(Stored entries)
** start **
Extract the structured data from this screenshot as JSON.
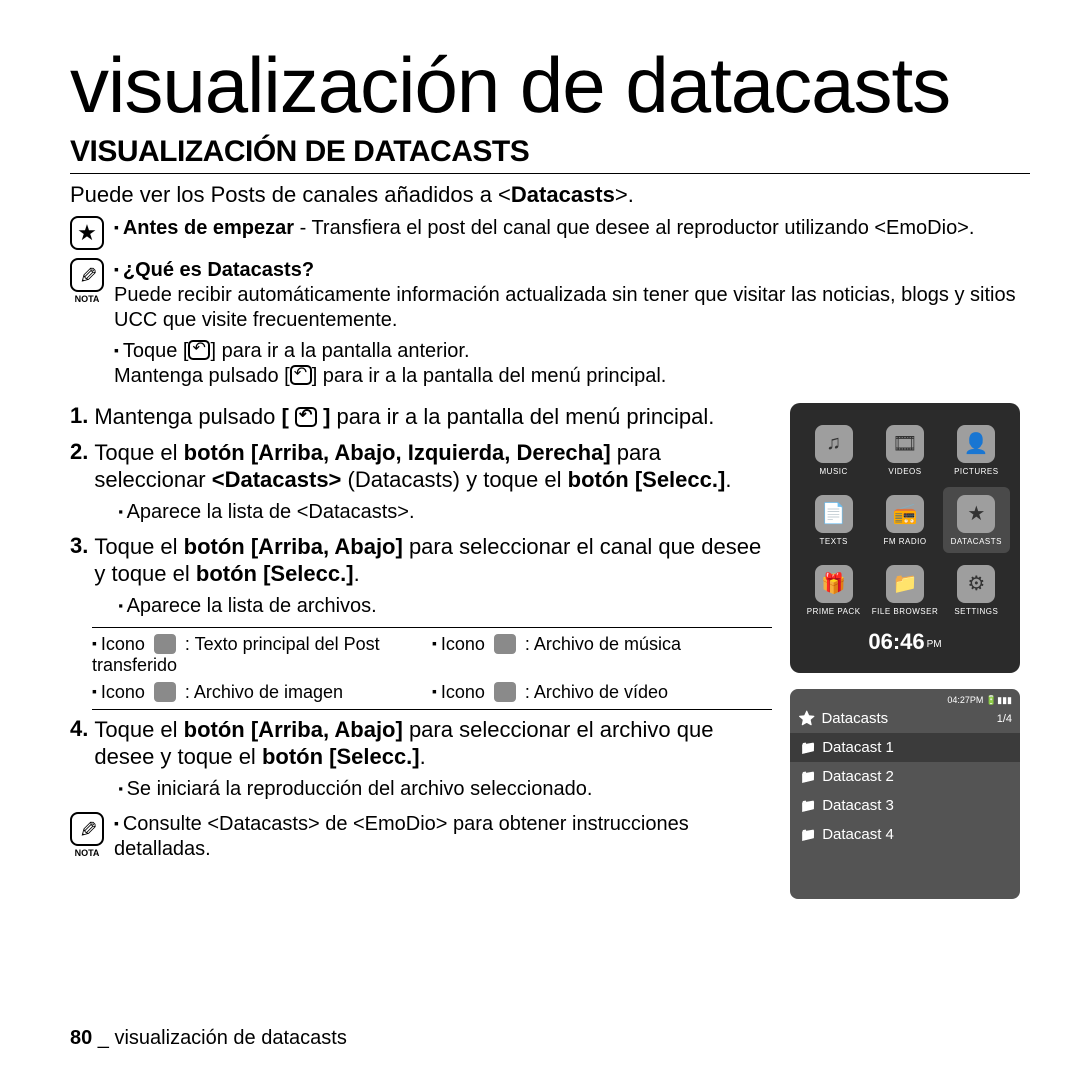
{
  "page_title": "visualización de datacasts",
  "section_title": "VISUALIZACIÓN DE DATACASTS",
  "intro_pre": "Puede ver los Posts de canales añadidos a <",
  "intro_bold": "Datacasts",
  "intro_post": ">.",
  "star_note": {
    "bold": "Antes de empezar",
    "rest": " - Transfiera el post del canal que desee al reproductor utilizando <EmoDio>."
  },
  "nota_label": "NOTA",
  "que_es": {
    "title": "¿Qué es Datacasts?",
    "body": "Puede recibir automáticamente información actualizada sin tener que visitar las noticias, blogs y sitios UCC que visite frecuentemente."
  },
  "toque_prev_a": "Toque [",
  "toque_prev_b": "] para ir a la pantalla anterior.",
  "mantenga_a": "Mantenga pulsado [",
  "mantenga_b": "] para ir a la pantalla del menú principal.",
  "steps": {
    "s1_a": "Mantenga pulsado ",
    "s1_b": " para ir a la pantalla del menú principal.",
    "s2_a": "Toque el ",
    "s2_b": "botón [Arriba, Abajo, Izquierda, Derecha]",
    "s2_c": " para seleccionar ",
    "s2_d": "<Datacasts>",
    "s2_e": " (Datacasts) y toque el ",
    "s2_f": "botón [Selecc.]",
    "s2_g": ".",
    "s2_sub": "Aparece la lista de <Datacasts>.",
    "s3_a": "Toque el ",
    "s3_b": "botón [Arriba, Abajo]",
    "s3_c": " para seleccionar el canal que desee y toque el ",
    "s3_d": "botón [Selecc.]",
    "s3_e": ".",
    "s3_sub": "Aparece la lista de archivos.",
    "s4_a": "Toque el ",
    "s4_b": "botón [Arriba, Abajo]",
    "s4_c": " para seleccionar el archivo que desee y toque el ",
    "s4_d": "botón [Selecc.]",
    "s4_e": ".",
    "s4_sub": "Se iniciará la reproducción del archivo seleccionado."
  },
  "icons": {
    "a": "Icono ",
    "a2": " : Texto principal del Post transferido",
    "b": "Icono ",
    "b2": " : Archivo de imagen",
    "c": "Icono ",
    "c2": " : Archivo de música",
    "d": "Icono ",
    "d2": " : Archivo de vídeo"
  },
  "bottom_note": "Consulte <Datacasts> de <EmoDio> para obtener instrucciones detalladas.",
  "footer_num": "80",
  "footer_text": " _ visualización de datacasts",
  "device1": {
    "items": [
      "MUSIC",
      "VIDEOS",
      "PICTURES",
      "TEXTS",
      "FM RADIO",
      "DATACASTS",
      "PRIME PACK",
      "FILE BROWSER",
      "SETTINGS"
    ],
    "hl": 5,
    "icons": [
      "♫",
      "🎞",
      "👤",
      "📄",
      "📻",
      "★",
      "🎁",
      "📁",
      "⚙"
    ],
    "clock": "06:46",
    "ampm": "PM"
  },
  "device2": {
    "time": "04:27PM 🔋▮▮▮",
    "title": "Datacasts",
    "count": "1/4",
    "rows": [
      "Datacast 1",
      "Datacast 2",
      "Datacast 3",
      "Datacast 4"
    ]
  }
}
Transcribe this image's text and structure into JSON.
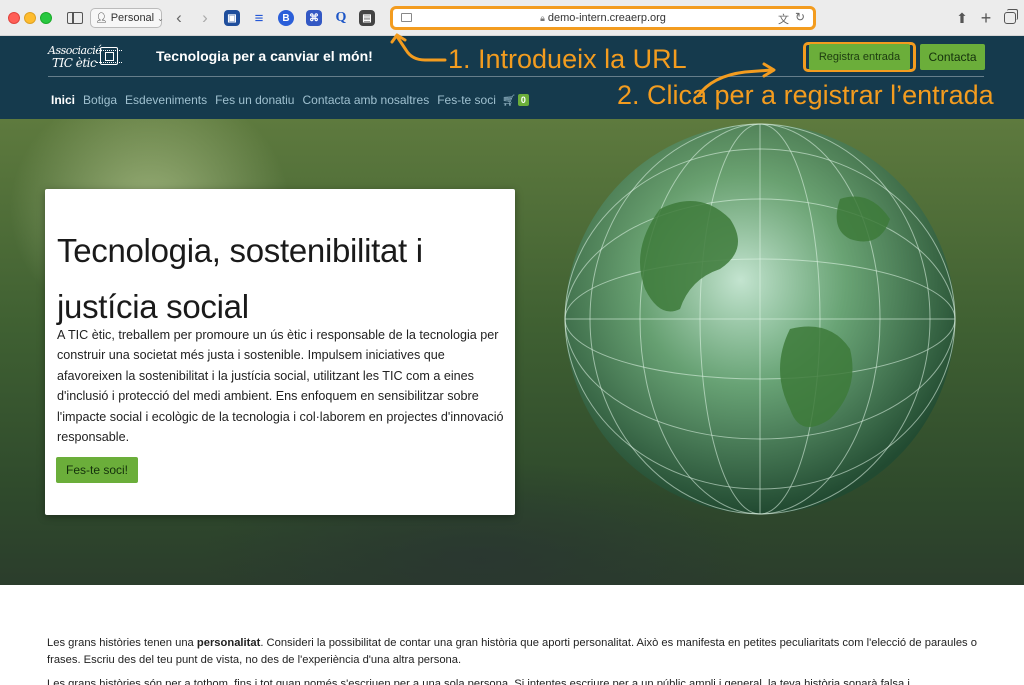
{
  "browser": {
    "profile_label": "Personal",
    "url": "demo-intern.creaerp.org",
    "extensions": [
      "bitwarden-icon",
      "layers-icon",
      "b-circle-icon",
      "translate-box-icon",
      "q-icon",
      "capture-icon"
    ]
  },
  "header": {
    "logo_line1": "Associació",
    "logo_line2": "TIC ètic",
    "tagline": "Tecnologia per a canviar el món!",
    "registra_label": "Registra entrada",
    "contacta_label": "Contacta",
    "accent_color": "#6bae3a",
    "bg_color": "#153a4d"
  },
  "nav": {
    "items": [
      "Inici",
      "Botiga",
      "Esdeveniments",
      "Fes un donatiu",
      "Contacta amb nosaltres",
      "Fes-te soci"
    ],
    "cart_count": "0"
  },
  "annotations": {
    "step1": "1. Introdueix la URL",
    "step2": "2. Clica per a registrar l’entrada",
    "color": "#f39c1f"
  },
  "hero": {
    "title": "Tecnologia, sostenibilitat i justícia social",
    "text": "A TIC ètic, treballem per promoure un ús ètic i responsable de la tecnologia per construir una societat més justa i sostenible. Impulsem iniciatives que afavoreixen la sostenibilitat i la justícia social, utilitzant les TIC com a eines d'inclusió i protecció del medi ambient. Ens enfoquem en sensibilitzar sobre l'impacte social i ecològic de la tecnologia i col·laborem en projectes d'innovació responsable.",
    "button_label": "Fes-te soci!"
  },
  "body": {
    "para1_before": "Les grans històries tenen una ",
    "para1_bold": "personalitat",
    "para1_after": ". Consideri la possibilitat de contar una gran història que aporti personalitat. Això es manifesta en petites peculiaritats com l'elecció de paraules o frases. Escriu des del teu punt de vista, no des de l'experiència d'una altra persona.",
    "para2": "Les grans històries són per a tothom, fins i tot quan només s'escriuen per a una sola persona. Si intentes escriure per a un públic ampli i general, la teva història sonarà falsa i"
  }
}
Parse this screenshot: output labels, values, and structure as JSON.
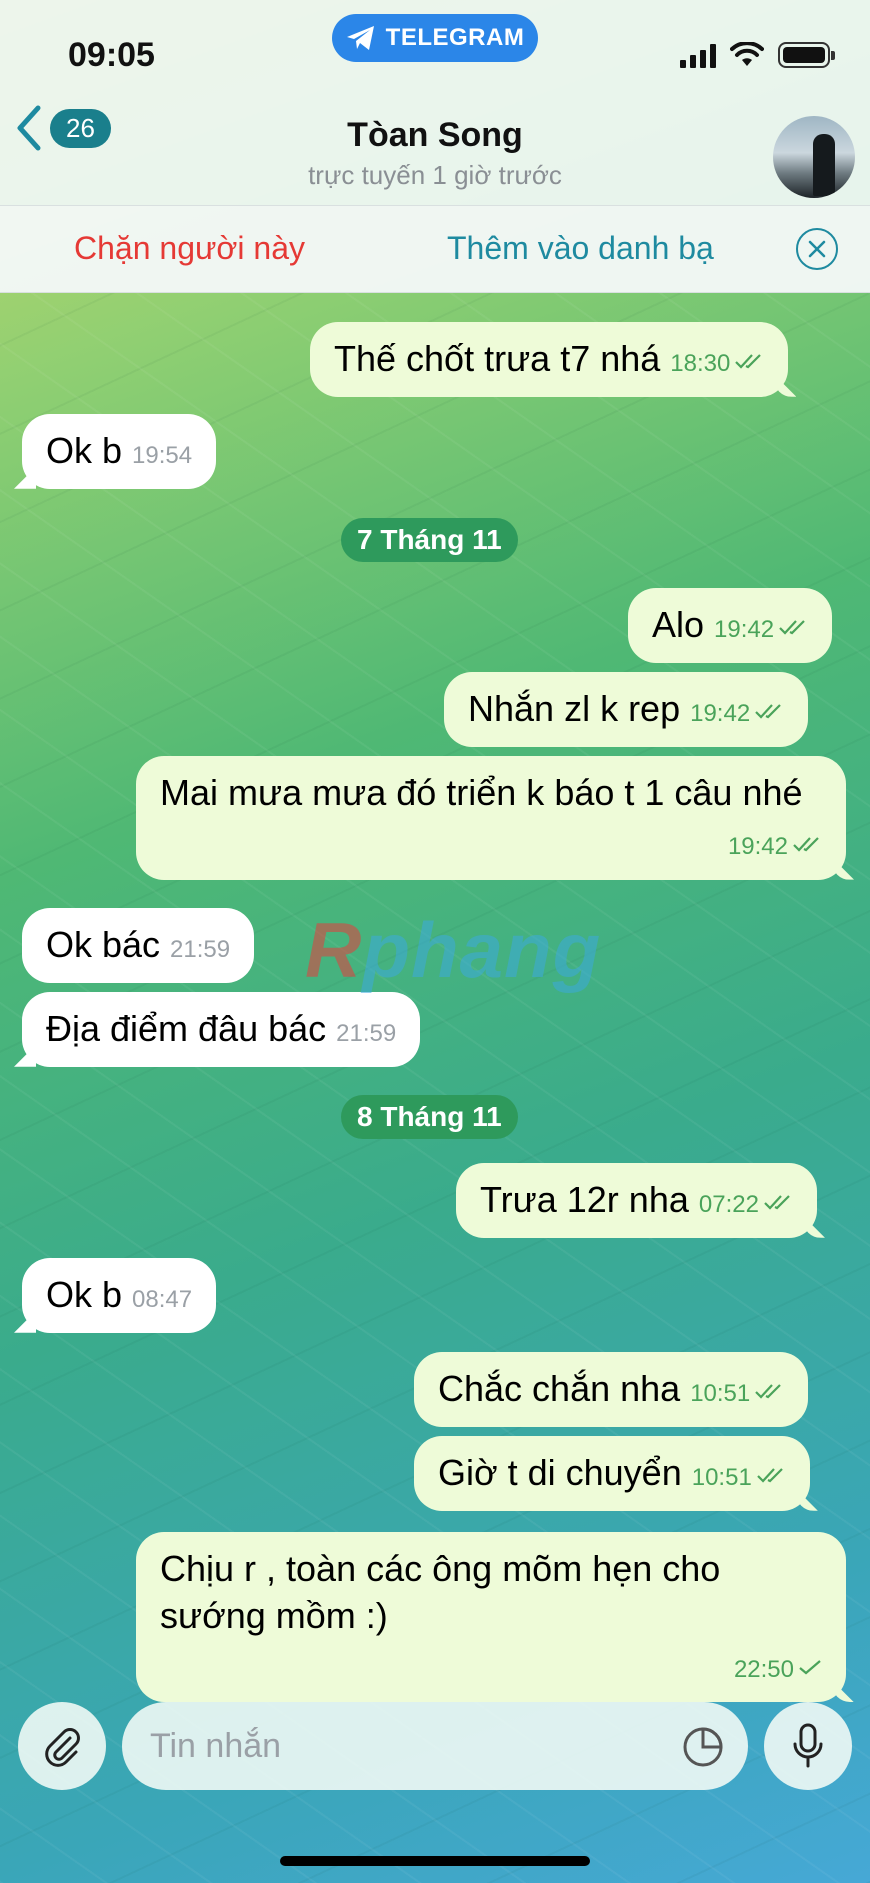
{
  "status": {
    "time": "09:05",
    "app_pill": "TELEGRAM"
  },
  "header": {
    "back_count": "26",
    "contact_name": "Tòan Song",
    "contact_status": "trực tuyến 1 giờ trước"
  },
  "actions": {
    "block": "Chặn người này",
    "add_contact": "Thêm vào danh bạ"
  },
  "messages": [
    {
      "text": "Thế chốt trưa t7 nhá",
      "time": "18:30"
    },
    {
      "text": "Ok b",
      "time": "19:54"
    },
    {
      "date": "7 Tháng 11"
    },
    {
      "text": "Alo",
      "time": "19:42"
    },
    {
      "text": "Nhắn zl k rep",
      "time": "19:42"
    },
    {
      "text": "Mai mưa mưa đó triển k báo t 1 câu nhé",
      "time": "19:42"
    },
    {
      "text": "Ok bác",
      "time": "21:59"
    },
    {
      "text": "Địa điểm đâu bác",
      "time": "21:59"
    },
    {
      "date": "8 Tháng 11"
    },
    {
      "text": "Trưa 12r nha",
      "time": "07:22"
    },
    {
      "text": "Ok b",
      "time": "08:47"
    },
    {
      "text": "Chắc chắn nha",
      "time": "10:51"
    },
    {
      "text": "Giờ t di chuyển",
      "time": "10:51"
    },
    {
      "text": "Chịu r , toàn các ông mõm hẹn cho sướng mồm :)",
      "time": "22:50"
    }
  ],
  "watermark": {
    "first": "R",
    "rest": "phang"
  },
  "input": {
    "placeholder": "Tin nhắn"
  },
  "colors": {
    "incoming": "#ffffff",
    "outgoing": "#eefbd8",
    "accent": "#1e8aa0",
    "danger": "#e53935",
    "date_pill": "#2e9a5c"
  }
}
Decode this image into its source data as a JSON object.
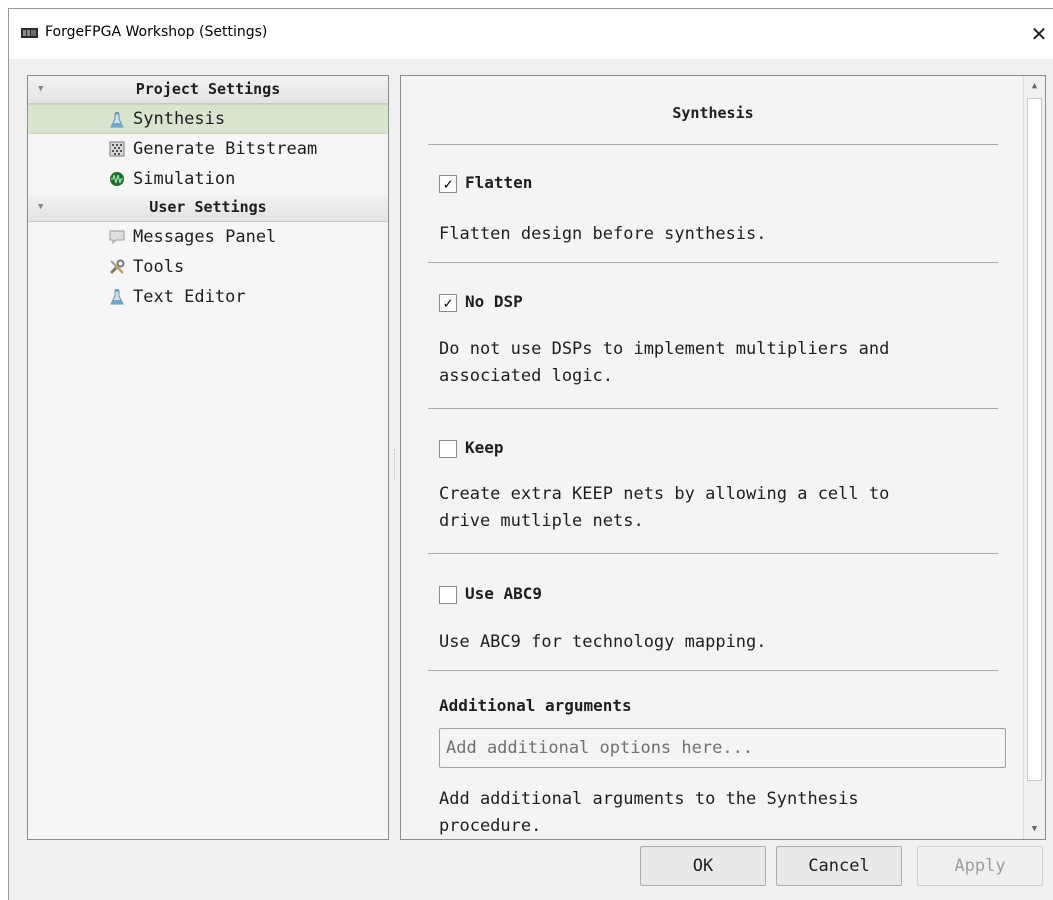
{
  "window": {
    "title": "ForgeFPGA Workshop (Settings)",
    "close_glyph": "✕"
  },
  "tree": {
    "groups": [
      {
        "label": "Project Settings",
        "items": [
          {
            "label": "Synthesis",
            "icon": "flask-icon",
            "selected": true
          },
          {
            "label": "Generate Bitstream",
            "icon": "bitstream-icon",
            "selected": false
          },
          {
            "label": "Simulation",
            "icon": "simulation-icon",
            "selected": false
          }
        ]
      },
      {
        "label": "User Settings",
        "items": [
          {
            "label": "Messages Panel",
            "icon": "message-icon",
            "selected": false
          },
          {
            "label": "Tools",
            "icon": "tools-icon",
            "selected": false
          },
          {
            "label": "Text Editor",
            "icon": "flask-icon",
            "selected": false
          }
        ]
      }
    ]
  },
  "pane": {
    "title": "Synthesis",
    "options": [
      {
        "label": "Flatten",
        "checked": true,
        "description": "Flatten design before synthesis."
      },
      {
        "label": "No DSP",
        "checked": true,
        "description_lines": [
          "Do not use DSPs to implement multipliers and",
          "associated logic."
        ]
      },
      {
        "label": "Keep",
        "checked": false,
        "description_lines": [
          "Create extra KEEP nets by allowing a cell to",
          "drive mutliple nets."
        ]
      },
      {
        "label": "Use ABC9",
        "checked": false,
        "description": "Use ABC9 for technology mapping."
      }
    ],
    "additional": {
      "label": "Additional arguments",
      "placeholder": "Add additional options here...",
      "value": "",
      "description_lines": [
        "Add additional arguments to the Synthesis",
        "procedure."
      ]
    }
  },
  "buttons": {
    "ok": "OK",
    "cancel": "Cancel",
    "apply": "Apply"
  },
  "colors": {
    "selected_row": "#d9e4cf",
    "window_bg": "#f0f0f0"
  }
}
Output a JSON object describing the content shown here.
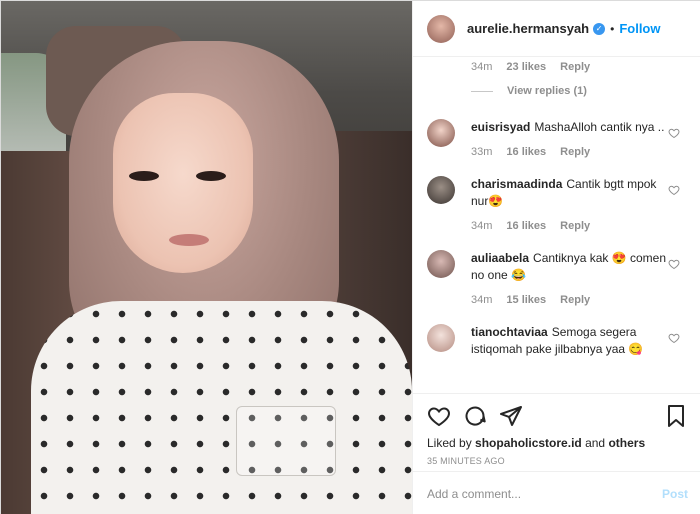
{
  "post": {
    "username": "aurelie.hermansyah",
    "follow_label": "Follow",
    "separator": "•",
    "verified_icon": "verified-badge-icon"
  },
  "first_comment_meta": {
    "time": "34m",
    "likes": "23 likes",
    "reply": "Reply",
    "view_replies": "View replies (1)"
  },
  "comments": [
    {
      "username": "euisrisyad",
      "text": "MashaAlloh cantik nya ..",
      "time": "33m",
      "likes": "16 likes",
      "reply": "Reply"
    },
    {
      "username": "charismaadinda",
      "text": "Cantik bgtt mpok nur😍",
      "time": "34m",
      "likes": "16 likes",
      "reply": "Reply"
    },
    {
      "username": "auliaabela",
      "text": "Cantiknya kak 😍 comen no one 😂",
      "time": "34m",
      "likes": "15 likes",
      "reply": "Reply"
    },
    {
      "username": "tianochtaviaa",
      "text": "Semoga segera istiqomah pake jilbabnya yaa 😋",
      "time": "",
      "likes": "",
      "reply": ""
    }
  ],
  "actions": {
    "icons": [
      "heart-icon",
      "comment-icon",
      "share-icon",
      "bookmark-icon"
    ],
    "liked_by_prefix": "Liked by",
    "liked_by_user": "shopaholicstore.id",
    "liked_by_and": "and",
    "liked_by_others": "others",
    "timestamp": "35 MINUTES AGO"
  },
  "add_comment": {
    "placeholder": "Add a comment...",
    "post_label": "Post"
  },
  "colors": {
    "accent": "#0095f6",
    "muted": "#8e8e8e",
    "text": "#262626",
    "post_disabled": "#b2dffc"
  }
}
** end **
Gather, from the listing above, every line carrying the word "grans".

OUTPUT OF THE TASK
    "para1_before": "Les grans històries tenen una ",
    "para2": "Les grans històries són per a tothom, fins i tot quan només s'escriuen per a una sola persona. Si intentes escriure per a un públic ampli i general, la teva història sonarà falsa i"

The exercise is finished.